Arizona Basketball

Arizona Wildcats Productivity Report: UA’s highest productivity games show distinct pattern


Arizona’s productivity against Colorado on Thursday in a semifinal game of the Pac-12 tournament was one of only six times the Wildcats have cracked the .700 mark in a game this season.

Four such games, including the one against the Buffaloes, occurred in Pac-12 games.

The other three games were at Stanford (.725), ASU (.765) at home, and at UCLA (.735).

Can Arizona pull off another productive game against the Bruins after having a rating of .525 in the loss to the Bruins at McKale Center two weeks ago?

It’s going to take the widespread production Arizona experienced against Colorado. Six of the nine players who played against the Buffaloes had a productivity rating of .600 or better, led by Dusan Ristic (1.238), Lauri Markkanen (1.034), Kadeem Allen (.792), Allonzo Trier (.765), Rawle Alkins (.741) and Parker Jackson-Cartwright (.600).

UCLA no doubt will throw another 3-2 zone at Arizona, like it did in its 77-72 win in Tucson. The Bruins will dare Arizona to beat them from outside.

The Wildcats will have to shoot the way they did from 3-point range like they did against Colorado to make it happen. Arizona made 10 of 19 shots from beyond the arc against Colorado and that seemed to loosen the Buffaloes’ defense.

If Arizona is able to shoot over the zone and make a good percentage of shots, its productivity should take off.

• DATA SHOWN
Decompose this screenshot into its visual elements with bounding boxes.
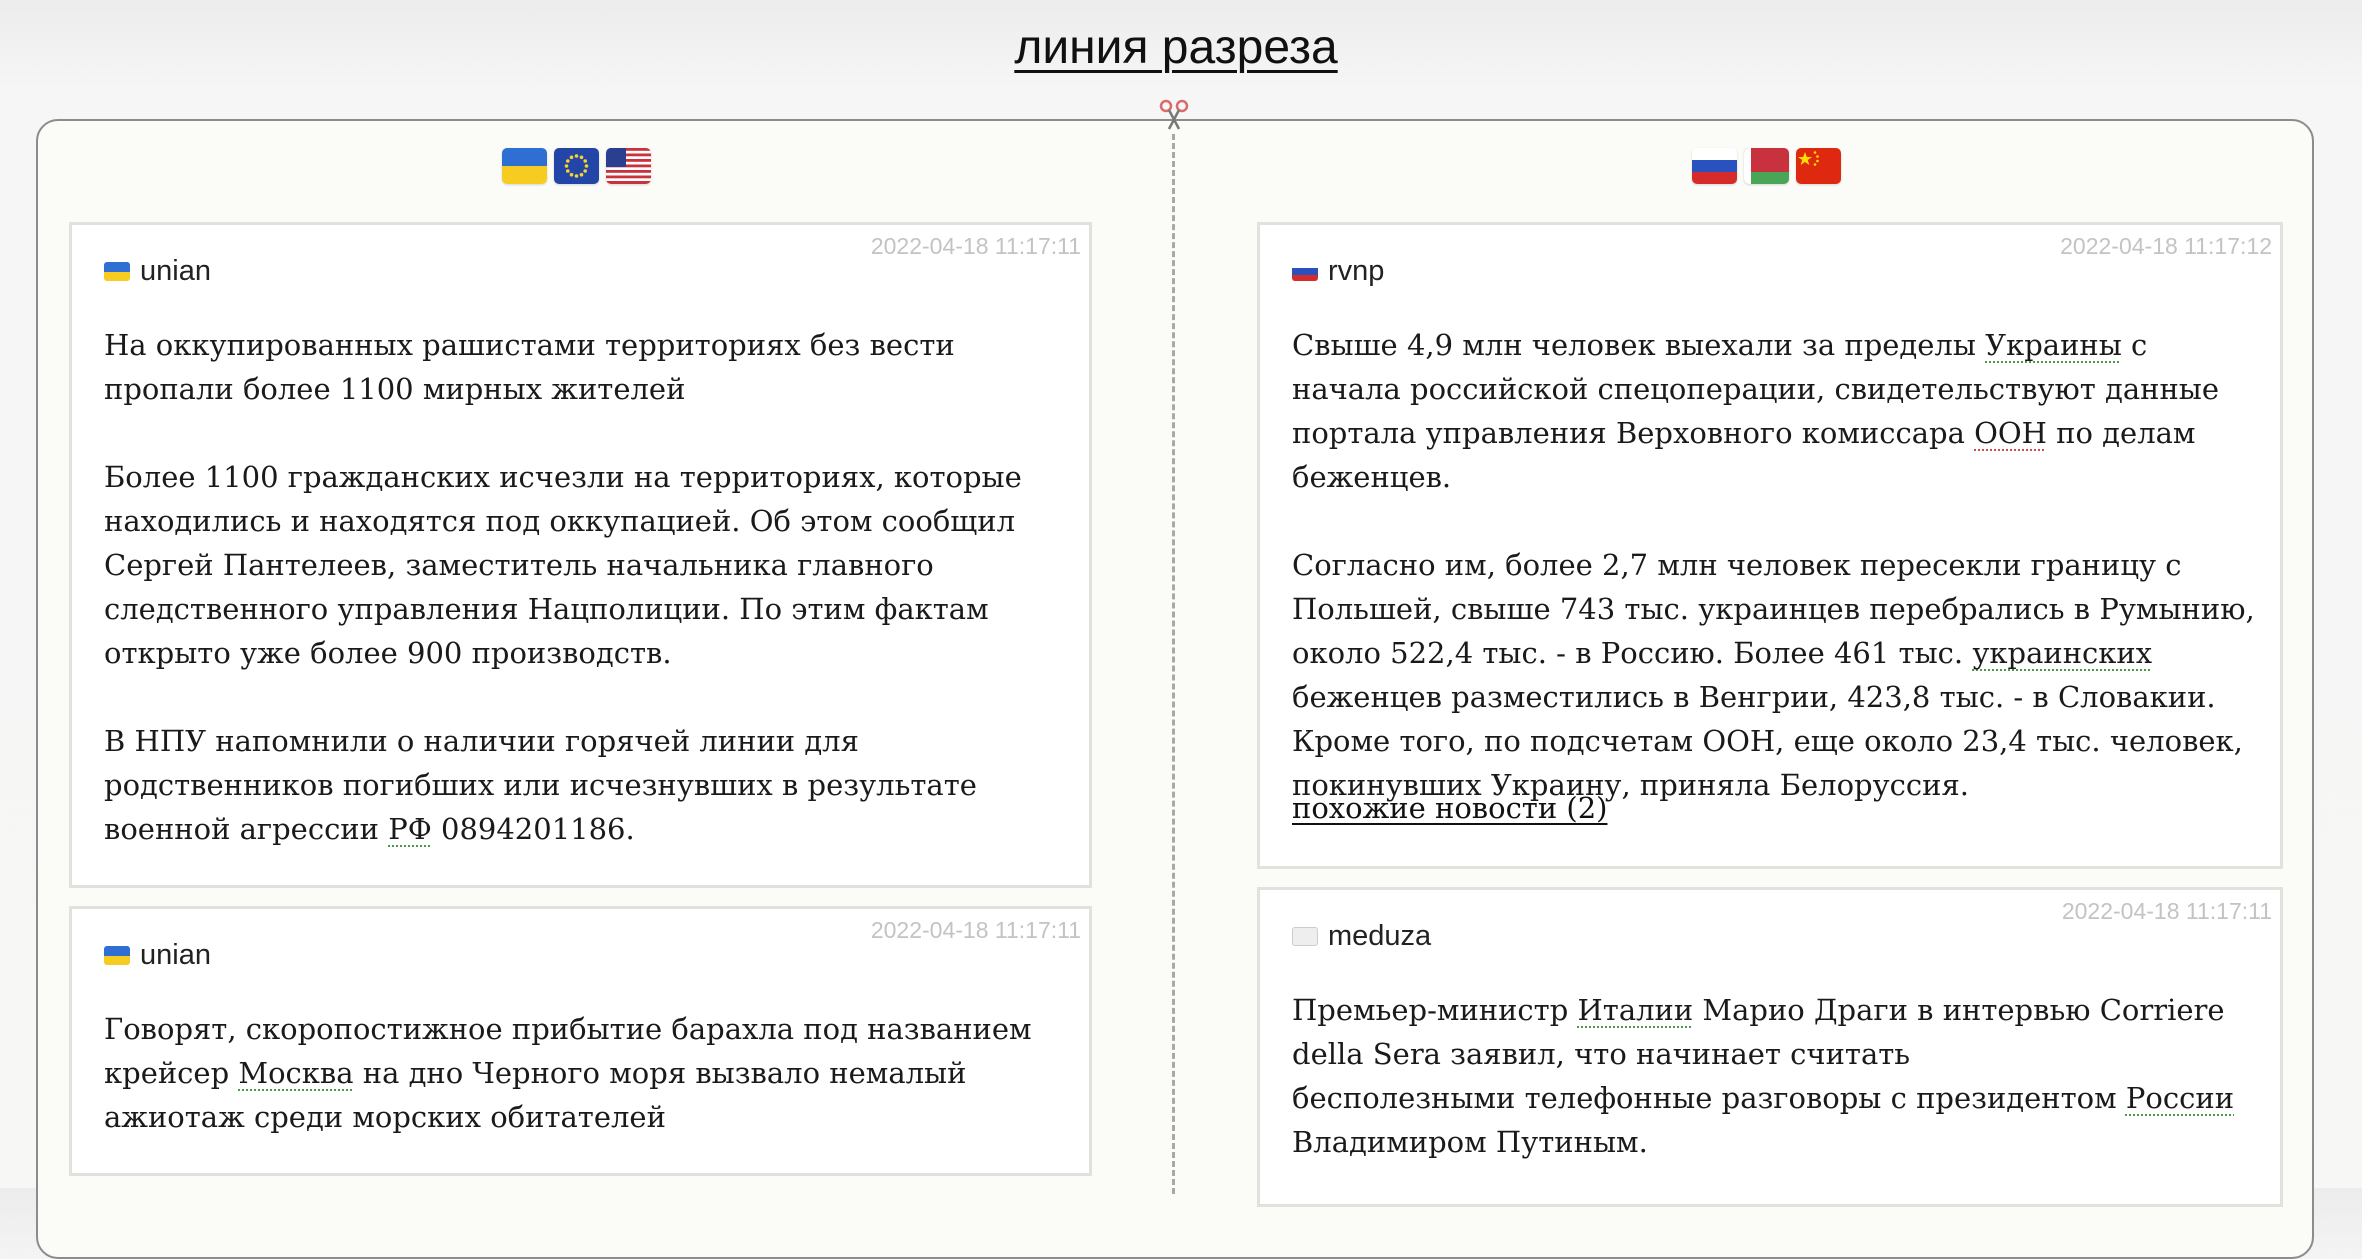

• OBJECTIVE
Keep writing the Arizona basketball productivity report, picking up after its final sentence.

• IN RESPONSE
This is the 3-point shooting percentage in Arizona’s four Pac-12 games above .700 this year:

Against Stanford: 71.4 percent, 10 of 14

Against ASU: 42.9 percent, 9 of 21

Against UCLA: 45 percent, 9 of 20

Against Colorado: 52.6 percent, 10 of 19

That’s zone-busting production. At least nine 3-pointers in each of those games with a percentage better than 40 percent.

“We know what to do (against the zone),” Allen said. “But as a team, we get away from it sometimes. We’ll hit threes and feel that’s what it is. We just have to get the ball to the low post, penetrate, get the ball to the paint, and good things will happen for our team.”

The confident inside-outside action and reaction will be the difference against UCLA, which is bent on showing it can play defense to support its potent offense.

“Defense is what we’ve focused on the last couple of months,” UCLA guard Bryce Alford said. “It’s been on the rise. I’ve always said we’re not a team that’s going to shut you down all game. That’s just not our personnel. It’s not the style of basketball we play but as long as we can get that stops that we need when we need them … I think that’s what we’ve been doing a lot better job of.”

WHAT IS PRODUCTIVITY RATING?:
PP: Productivity Points (Points, assists, rebounds, steals, blocked shots, FGs made, FTs made added together and then subtracted by missed FGs, missed FTs, personal fouls and turnovers)
MIN: Minutes played overall
PR: Productivity rating per minute played (Productivity points divided by minutes played)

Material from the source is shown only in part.